» Goal of the exercise: From the entries below, count the lines with "Сколько". Write only the count.

» Dataset content:
↓↓↓

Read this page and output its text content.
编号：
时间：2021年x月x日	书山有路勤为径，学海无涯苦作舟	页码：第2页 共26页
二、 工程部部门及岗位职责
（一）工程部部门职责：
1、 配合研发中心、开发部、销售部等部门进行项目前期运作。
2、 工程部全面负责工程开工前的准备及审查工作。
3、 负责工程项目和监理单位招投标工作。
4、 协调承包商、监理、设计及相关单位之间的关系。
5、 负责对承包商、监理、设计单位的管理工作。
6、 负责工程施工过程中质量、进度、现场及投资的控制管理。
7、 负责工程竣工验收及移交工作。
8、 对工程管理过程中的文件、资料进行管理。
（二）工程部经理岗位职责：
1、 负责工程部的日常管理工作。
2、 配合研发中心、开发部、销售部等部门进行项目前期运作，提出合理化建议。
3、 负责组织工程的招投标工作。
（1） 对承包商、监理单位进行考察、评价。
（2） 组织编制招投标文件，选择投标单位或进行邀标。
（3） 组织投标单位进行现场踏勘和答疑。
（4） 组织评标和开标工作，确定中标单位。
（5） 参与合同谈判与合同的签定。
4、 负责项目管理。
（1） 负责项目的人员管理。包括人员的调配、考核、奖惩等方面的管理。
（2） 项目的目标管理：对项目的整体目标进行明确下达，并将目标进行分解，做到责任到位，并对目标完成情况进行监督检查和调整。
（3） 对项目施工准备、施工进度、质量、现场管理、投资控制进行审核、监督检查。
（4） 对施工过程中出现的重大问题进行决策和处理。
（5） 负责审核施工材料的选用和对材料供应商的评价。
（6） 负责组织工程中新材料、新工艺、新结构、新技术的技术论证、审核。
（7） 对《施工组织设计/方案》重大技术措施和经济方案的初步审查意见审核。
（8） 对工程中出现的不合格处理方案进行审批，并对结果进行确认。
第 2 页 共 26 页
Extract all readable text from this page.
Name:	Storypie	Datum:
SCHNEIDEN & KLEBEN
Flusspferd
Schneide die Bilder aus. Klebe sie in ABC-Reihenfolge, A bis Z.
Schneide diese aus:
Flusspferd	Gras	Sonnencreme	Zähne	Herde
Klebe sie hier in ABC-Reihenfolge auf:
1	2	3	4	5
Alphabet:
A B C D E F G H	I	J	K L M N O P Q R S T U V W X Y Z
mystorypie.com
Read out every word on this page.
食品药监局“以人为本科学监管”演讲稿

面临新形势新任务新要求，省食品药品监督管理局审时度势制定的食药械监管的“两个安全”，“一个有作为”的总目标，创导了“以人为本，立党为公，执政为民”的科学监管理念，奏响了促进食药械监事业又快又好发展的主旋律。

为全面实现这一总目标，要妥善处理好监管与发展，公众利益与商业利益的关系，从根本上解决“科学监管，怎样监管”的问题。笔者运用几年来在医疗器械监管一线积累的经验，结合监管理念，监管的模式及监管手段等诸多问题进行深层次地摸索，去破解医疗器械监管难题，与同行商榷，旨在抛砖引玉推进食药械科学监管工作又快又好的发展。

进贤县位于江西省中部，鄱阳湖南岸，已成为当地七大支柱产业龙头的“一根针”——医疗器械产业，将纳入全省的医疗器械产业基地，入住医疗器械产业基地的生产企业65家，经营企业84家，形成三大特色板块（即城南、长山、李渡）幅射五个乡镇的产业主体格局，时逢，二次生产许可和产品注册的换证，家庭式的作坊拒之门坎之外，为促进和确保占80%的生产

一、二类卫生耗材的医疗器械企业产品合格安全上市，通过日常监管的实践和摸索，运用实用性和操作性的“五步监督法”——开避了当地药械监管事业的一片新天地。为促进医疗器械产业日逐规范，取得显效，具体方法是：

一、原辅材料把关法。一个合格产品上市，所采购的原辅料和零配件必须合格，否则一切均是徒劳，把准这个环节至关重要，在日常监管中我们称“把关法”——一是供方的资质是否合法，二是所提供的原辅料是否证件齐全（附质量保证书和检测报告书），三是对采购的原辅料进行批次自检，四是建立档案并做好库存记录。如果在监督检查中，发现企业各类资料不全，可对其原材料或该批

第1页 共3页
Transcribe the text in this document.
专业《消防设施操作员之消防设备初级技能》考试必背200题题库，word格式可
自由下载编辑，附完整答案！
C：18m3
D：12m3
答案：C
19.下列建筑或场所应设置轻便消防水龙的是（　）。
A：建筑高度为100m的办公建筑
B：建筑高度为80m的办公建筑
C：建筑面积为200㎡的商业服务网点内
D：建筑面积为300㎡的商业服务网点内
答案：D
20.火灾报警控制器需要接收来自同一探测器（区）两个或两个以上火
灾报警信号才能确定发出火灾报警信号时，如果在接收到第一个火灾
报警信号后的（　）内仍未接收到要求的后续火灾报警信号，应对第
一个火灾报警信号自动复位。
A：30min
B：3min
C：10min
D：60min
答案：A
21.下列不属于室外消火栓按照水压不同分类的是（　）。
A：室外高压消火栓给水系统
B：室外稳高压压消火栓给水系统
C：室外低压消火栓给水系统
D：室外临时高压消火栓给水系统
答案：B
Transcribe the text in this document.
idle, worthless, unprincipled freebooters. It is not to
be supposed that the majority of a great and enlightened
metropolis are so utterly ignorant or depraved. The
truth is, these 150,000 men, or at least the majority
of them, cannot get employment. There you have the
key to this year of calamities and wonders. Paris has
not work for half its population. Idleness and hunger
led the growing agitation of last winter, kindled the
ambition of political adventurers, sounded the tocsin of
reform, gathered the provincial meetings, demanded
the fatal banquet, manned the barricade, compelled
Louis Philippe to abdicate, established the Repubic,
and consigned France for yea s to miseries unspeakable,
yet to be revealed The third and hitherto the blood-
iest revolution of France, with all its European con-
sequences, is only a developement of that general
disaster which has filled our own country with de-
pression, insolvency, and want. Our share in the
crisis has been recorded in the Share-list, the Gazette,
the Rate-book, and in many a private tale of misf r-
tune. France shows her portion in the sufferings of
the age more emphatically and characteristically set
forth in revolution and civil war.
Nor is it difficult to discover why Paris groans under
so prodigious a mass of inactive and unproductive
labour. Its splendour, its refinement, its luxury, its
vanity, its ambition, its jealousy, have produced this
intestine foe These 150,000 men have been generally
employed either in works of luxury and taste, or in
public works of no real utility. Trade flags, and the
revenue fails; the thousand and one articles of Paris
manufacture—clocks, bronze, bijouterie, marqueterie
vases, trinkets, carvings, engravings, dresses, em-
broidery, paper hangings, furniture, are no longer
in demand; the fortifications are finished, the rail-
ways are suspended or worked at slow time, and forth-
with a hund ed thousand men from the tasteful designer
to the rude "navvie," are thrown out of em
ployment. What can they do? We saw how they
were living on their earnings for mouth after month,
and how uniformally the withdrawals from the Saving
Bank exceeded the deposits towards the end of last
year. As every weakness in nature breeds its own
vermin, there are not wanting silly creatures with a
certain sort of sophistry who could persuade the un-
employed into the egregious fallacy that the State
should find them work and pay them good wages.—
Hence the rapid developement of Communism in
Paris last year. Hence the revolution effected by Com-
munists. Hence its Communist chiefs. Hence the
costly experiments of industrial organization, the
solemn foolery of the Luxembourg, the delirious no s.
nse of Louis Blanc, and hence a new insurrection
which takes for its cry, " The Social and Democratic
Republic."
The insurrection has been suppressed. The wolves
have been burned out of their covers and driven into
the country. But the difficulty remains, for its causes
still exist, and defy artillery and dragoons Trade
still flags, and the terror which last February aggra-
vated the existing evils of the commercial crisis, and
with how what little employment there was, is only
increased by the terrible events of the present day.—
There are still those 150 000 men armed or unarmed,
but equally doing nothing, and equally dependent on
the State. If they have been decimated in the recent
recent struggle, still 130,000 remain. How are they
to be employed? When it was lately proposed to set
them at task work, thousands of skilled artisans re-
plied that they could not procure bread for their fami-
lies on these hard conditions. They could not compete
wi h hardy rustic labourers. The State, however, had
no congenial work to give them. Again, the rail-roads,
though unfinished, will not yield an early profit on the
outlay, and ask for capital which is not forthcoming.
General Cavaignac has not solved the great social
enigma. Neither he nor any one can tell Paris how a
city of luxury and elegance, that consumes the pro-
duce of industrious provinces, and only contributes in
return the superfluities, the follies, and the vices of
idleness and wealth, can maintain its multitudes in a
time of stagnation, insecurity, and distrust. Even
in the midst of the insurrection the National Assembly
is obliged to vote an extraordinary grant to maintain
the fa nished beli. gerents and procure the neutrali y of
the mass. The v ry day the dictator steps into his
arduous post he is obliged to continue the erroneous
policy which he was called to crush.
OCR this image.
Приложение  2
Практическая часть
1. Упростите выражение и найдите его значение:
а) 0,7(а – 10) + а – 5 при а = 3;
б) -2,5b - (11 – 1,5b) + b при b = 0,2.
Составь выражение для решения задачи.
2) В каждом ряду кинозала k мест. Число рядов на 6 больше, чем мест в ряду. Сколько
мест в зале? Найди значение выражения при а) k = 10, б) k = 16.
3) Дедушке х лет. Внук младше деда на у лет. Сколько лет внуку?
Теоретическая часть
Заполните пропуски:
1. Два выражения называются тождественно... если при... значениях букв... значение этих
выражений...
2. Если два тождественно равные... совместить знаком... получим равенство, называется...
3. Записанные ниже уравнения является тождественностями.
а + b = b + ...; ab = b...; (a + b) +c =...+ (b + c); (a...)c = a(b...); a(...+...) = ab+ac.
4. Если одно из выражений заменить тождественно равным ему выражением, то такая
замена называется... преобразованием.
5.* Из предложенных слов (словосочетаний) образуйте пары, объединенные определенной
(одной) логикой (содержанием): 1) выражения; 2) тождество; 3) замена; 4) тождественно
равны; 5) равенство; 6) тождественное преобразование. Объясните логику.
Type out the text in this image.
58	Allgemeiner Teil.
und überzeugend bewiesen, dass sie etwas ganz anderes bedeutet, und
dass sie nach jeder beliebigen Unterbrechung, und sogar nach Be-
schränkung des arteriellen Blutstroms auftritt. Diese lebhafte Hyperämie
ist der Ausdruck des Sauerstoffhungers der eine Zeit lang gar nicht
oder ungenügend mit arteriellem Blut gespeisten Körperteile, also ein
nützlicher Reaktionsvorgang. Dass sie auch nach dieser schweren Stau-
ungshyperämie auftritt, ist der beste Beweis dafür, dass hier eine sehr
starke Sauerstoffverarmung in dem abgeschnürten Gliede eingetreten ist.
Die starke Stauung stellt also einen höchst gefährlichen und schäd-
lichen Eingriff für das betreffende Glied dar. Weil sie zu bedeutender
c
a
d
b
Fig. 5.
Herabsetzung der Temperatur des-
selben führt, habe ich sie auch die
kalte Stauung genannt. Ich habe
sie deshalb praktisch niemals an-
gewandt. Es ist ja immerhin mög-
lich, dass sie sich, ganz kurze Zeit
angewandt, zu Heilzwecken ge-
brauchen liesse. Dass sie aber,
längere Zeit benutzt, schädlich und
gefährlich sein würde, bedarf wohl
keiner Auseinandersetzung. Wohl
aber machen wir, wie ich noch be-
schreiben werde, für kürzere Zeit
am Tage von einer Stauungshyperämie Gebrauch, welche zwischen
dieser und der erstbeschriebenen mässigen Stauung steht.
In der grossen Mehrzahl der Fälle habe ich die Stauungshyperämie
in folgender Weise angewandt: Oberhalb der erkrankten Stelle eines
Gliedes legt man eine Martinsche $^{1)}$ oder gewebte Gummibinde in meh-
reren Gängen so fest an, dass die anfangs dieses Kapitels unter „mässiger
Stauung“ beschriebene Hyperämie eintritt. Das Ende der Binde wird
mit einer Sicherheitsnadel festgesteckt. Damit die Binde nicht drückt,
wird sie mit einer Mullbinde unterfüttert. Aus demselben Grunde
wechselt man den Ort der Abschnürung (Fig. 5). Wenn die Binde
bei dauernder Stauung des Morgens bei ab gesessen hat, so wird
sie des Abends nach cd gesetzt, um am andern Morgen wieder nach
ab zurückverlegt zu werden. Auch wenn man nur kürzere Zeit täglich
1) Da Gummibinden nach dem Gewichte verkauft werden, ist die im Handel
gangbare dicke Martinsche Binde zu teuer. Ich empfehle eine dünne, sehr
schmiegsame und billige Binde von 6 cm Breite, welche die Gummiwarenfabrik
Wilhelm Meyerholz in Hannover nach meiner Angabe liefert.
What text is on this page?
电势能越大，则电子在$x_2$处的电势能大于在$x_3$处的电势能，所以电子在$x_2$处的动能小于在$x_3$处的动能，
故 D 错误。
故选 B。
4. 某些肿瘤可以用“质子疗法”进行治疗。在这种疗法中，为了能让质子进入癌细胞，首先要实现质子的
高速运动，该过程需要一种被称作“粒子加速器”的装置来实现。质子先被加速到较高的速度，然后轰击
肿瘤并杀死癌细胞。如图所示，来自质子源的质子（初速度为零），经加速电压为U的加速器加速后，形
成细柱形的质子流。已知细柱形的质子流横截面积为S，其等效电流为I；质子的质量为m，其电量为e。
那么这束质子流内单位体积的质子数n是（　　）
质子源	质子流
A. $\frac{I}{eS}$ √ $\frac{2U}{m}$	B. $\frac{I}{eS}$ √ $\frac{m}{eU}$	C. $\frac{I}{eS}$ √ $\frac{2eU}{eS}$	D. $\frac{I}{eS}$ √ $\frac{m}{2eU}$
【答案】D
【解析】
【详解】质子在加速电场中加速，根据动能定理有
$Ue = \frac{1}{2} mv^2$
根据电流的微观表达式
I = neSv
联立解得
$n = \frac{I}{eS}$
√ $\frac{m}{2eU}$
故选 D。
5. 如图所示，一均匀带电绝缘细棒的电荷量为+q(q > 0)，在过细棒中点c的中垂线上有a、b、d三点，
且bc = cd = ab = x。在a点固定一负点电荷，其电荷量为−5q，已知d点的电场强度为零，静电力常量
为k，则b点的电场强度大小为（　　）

↑↑↑

» Answer to this problem: 2